→ **PROBLEM REQUIREMENTS**: Images excluded, repeat each entry below exactly.

# start of MATERIAL PROVIDED

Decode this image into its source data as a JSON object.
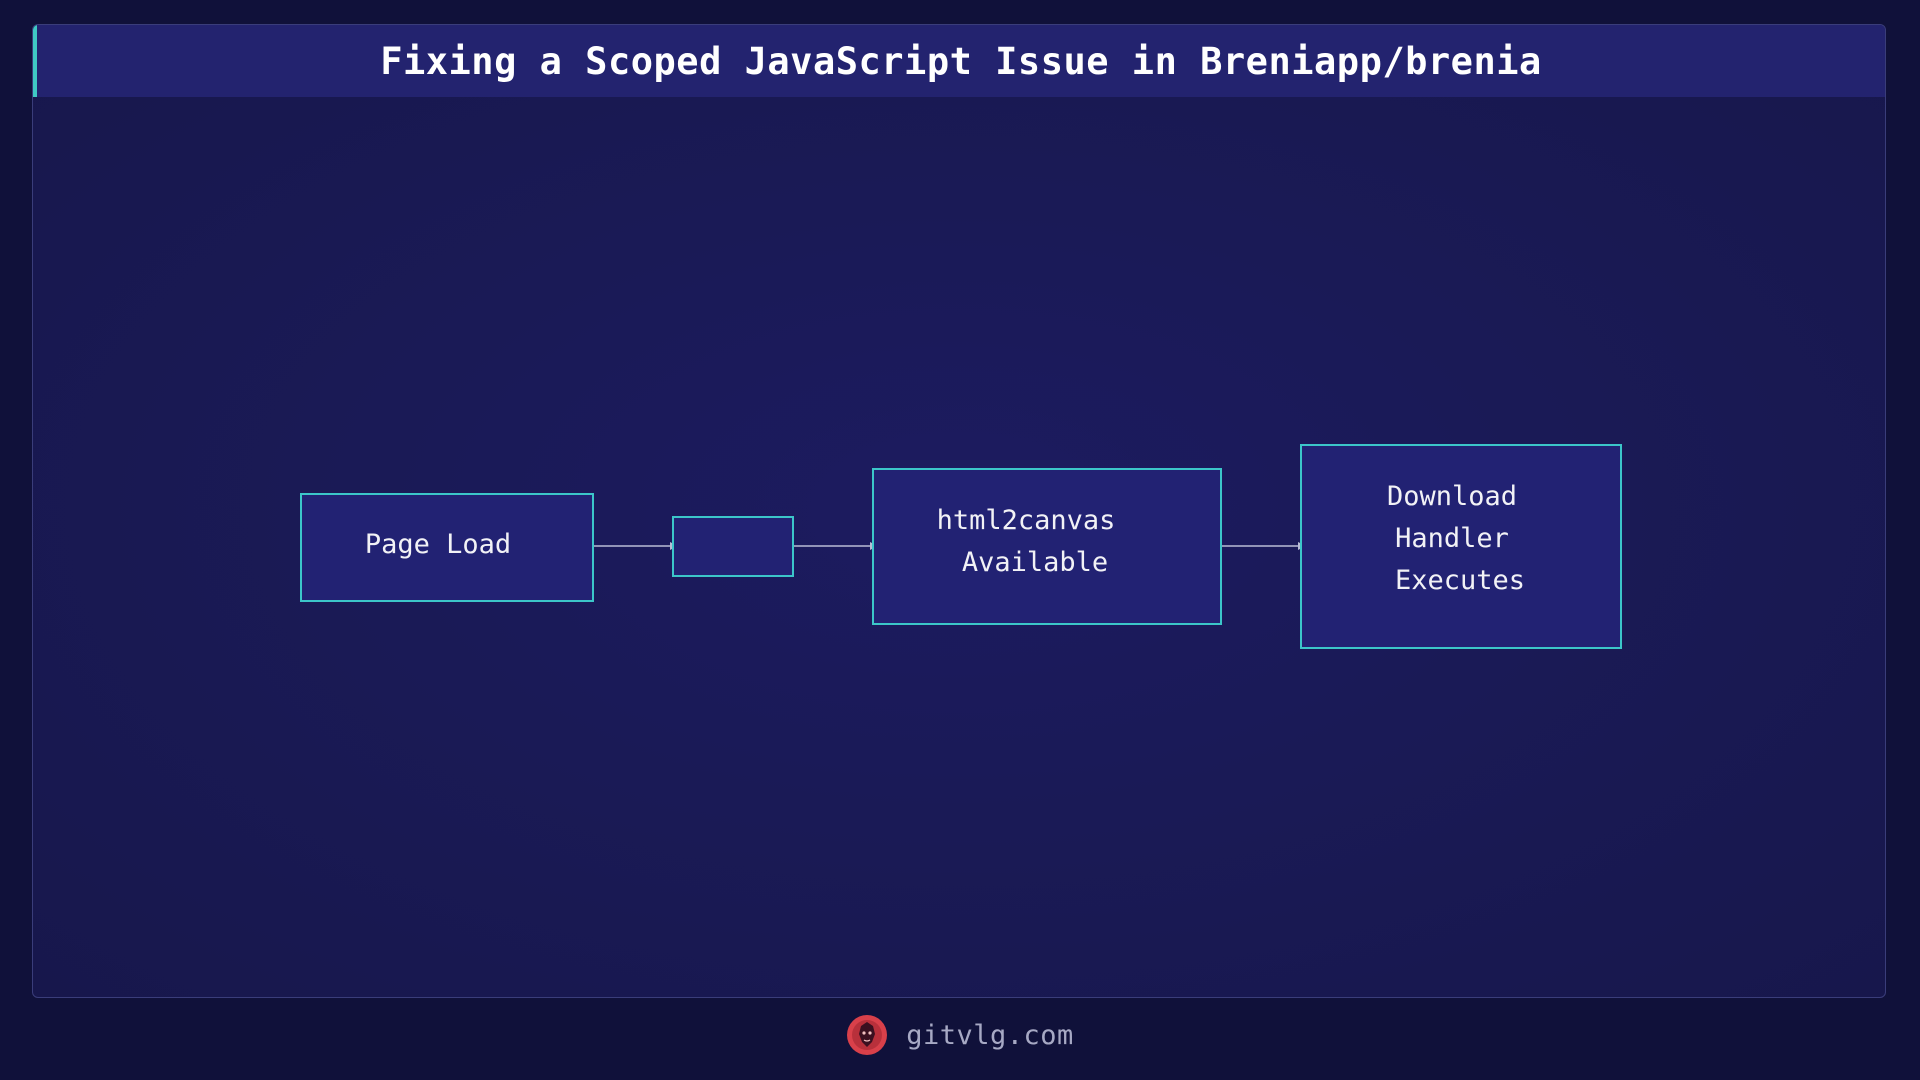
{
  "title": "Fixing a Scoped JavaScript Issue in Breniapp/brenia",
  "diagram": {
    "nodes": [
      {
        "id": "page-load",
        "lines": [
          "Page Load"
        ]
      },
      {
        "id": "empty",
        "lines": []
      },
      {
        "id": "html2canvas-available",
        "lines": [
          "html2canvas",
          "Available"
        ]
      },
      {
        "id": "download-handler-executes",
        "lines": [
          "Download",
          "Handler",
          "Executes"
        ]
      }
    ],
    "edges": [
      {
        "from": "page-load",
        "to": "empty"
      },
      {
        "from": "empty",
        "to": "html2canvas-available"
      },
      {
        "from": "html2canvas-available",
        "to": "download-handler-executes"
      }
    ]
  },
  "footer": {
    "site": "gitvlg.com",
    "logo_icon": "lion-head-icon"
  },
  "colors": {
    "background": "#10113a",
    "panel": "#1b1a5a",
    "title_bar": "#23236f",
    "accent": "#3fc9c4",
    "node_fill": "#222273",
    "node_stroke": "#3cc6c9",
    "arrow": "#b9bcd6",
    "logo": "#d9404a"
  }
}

# end of MATERIAL PROVIDED

→ **EXERCISE RESULT**:
Decode this image into its source data as a JSON object.
{
  "title": "Fixing a Scoped JavaScript Issue in Breniapp/brenia",
  "diagram": {
    "nodes": [
      {
        "id": "page-load",
        "lines": [
          "Page Load"
        ]
      },
      {
        "id": "empty",
        "lines": []
      },
      {
        "id": "html2canvas-available",
        "lines": [
          "html2canvas",
          "Available"
        ]
      },
      {
        "id": "download-handler-executes",
        "lines": [
          "Download",
          "Handler",
          "Executes"
        ]
      }
    ],
    "edges": [
      {
        "from": "page-load",
        "to": "empty"
      },
      {
        "from": "empty",
        "to": "html2canvas-available"
      },
      {
        "from": "html2canvas-available",
        "to": "download-handler-executes"
      }
    ]
  },
  "footer": {
    "site": "gitvlg.com",
    "logo_icon": "lion-head-icon"
  },
  "colors": {
    "background": "#10113a",
    "panel": "#1b1a5a",
    "title_bar": "#23236f",
    "accent": "#3fc9c4",
    "node_fill": "#222273",
    "node_stroke": "#3cc6c9",
    "arrow": "#b9bcd6",
    "logo": "#d9404a"
  }
}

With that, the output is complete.